OBJECTIVE 1: Copy the rows word for word, starting at the beginning of the rows and ending with the line that contains "terminal 3 screw head [148, 141, 153, 146]".
******************************
Author's Comment: "While this is in the spirit of Problems Compound and Slicker City, there's no reason you have to play either to appreciate this."
Entrant, Back Garden - Spring Thing 2017
| Average Rating: based on 3 ratings Number of Reviews Written by IFDB Members: 2 |
I found this game a lot denser than other Ned Yompus games. It is almost a sequel to Shuffling Around in format and gameplay. The main sequence is exploring the environment to figure out what the wordplay is, then adapting your command to that scene.
Ultimately I found the solutions increasingly illogical and farfetched and ended up resorting to the walkthrough constantly. Even while following the author's walkthrough directly, the solutions just stopped making any sense to me pretty early into the game.
Since Buck the Past has essentially no plot or character development, everything boils down to whether or not the wordplay makes sense and is funny. In most cases, the solutions are so unintuitive that it is hard to enjoy the more clever moments.
I enjoyed Shuffling Around quite a bit, but Buck the Past, while based with a good premise, was ultimately too untamed and illogical for me to complete.
This game is in the spirit of the Problems Compound and Slicker City. It's a surreal adventure about self reflection and mean people, where everything is written using common phrases turned backwards (which reminds me, Andrew should write a game where every puzzle solution is a palindrome).
The puzzles were more interesting this time around, though I had the hardest time getting initial clues on how to solve them. I enjoyed the postponed mechanic, for instance.
These three games are all of one cloth. If you liked the others, you'll like this one.
******************************
OBJECTIVE 2: According to the game reviews, why does everything in Buck the Past come down to whether the wordplay makes sense and is funny?

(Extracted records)
******************************
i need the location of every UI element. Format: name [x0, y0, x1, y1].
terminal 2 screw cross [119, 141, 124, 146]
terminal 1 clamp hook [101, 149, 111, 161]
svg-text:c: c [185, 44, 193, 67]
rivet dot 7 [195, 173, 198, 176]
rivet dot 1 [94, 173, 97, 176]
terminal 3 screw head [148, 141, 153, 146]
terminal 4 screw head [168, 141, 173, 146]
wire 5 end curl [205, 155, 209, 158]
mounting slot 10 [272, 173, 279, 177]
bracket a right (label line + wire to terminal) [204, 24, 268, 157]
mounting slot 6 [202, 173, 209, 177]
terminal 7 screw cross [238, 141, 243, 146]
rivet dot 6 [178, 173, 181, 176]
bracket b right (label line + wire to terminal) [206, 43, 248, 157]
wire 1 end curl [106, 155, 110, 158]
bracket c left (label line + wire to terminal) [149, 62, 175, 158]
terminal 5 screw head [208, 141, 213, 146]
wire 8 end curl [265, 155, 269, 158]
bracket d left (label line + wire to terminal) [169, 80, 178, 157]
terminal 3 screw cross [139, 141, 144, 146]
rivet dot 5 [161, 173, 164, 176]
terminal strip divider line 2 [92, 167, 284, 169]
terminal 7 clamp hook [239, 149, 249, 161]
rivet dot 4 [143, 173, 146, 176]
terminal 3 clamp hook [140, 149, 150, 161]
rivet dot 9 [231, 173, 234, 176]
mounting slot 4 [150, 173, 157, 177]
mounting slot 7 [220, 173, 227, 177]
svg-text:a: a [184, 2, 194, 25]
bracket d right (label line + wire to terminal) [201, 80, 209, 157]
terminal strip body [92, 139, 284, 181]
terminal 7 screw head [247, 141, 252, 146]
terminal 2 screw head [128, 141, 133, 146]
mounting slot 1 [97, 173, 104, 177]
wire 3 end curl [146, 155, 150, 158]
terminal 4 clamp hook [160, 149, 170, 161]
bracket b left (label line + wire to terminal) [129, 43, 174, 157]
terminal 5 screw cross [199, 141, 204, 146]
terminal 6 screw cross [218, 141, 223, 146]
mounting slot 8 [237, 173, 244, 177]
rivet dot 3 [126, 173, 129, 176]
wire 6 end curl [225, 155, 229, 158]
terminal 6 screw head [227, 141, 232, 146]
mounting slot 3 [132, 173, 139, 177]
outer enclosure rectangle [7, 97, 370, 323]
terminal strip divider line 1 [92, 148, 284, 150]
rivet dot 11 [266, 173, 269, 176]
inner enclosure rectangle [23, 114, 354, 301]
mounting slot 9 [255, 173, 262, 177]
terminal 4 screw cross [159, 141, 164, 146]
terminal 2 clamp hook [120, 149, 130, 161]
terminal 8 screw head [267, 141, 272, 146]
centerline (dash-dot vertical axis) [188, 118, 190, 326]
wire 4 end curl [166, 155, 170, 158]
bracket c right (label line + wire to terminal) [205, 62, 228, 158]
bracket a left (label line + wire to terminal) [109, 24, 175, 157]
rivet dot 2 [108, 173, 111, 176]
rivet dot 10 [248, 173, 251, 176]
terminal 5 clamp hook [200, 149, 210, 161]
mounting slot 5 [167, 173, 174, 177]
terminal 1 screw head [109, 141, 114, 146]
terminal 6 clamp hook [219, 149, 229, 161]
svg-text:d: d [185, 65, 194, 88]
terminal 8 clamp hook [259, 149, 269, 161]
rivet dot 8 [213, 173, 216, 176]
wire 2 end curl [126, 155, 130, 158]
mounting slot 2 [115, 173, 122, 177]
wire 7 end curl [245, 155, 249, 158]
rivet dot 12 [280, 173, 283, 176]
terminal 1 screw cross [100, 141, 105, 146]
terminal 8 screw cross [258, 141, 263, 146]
******************************
EXPECTED OUTPUT 1:
i need the location of every UI element. Format: name [x0, y0, x1, y1].
terminal 2 screw cross [119, 141, 124, 146]
terminal 1 clamp hook [101, 149, 111, 161]
svg-text:c: c [185, 44, 193, 67]
rivet dot 7 [195, 173, 198, 176]
rivet dot 1 [94, 173, 97, 176]
terminal 3 screw head [148, 141, 153, 146]

EXPECTED OUTPUT 2: The first review says that Buck the Past has essentially no plot or character development. The wordplay is therefore all that remains to judge the game by.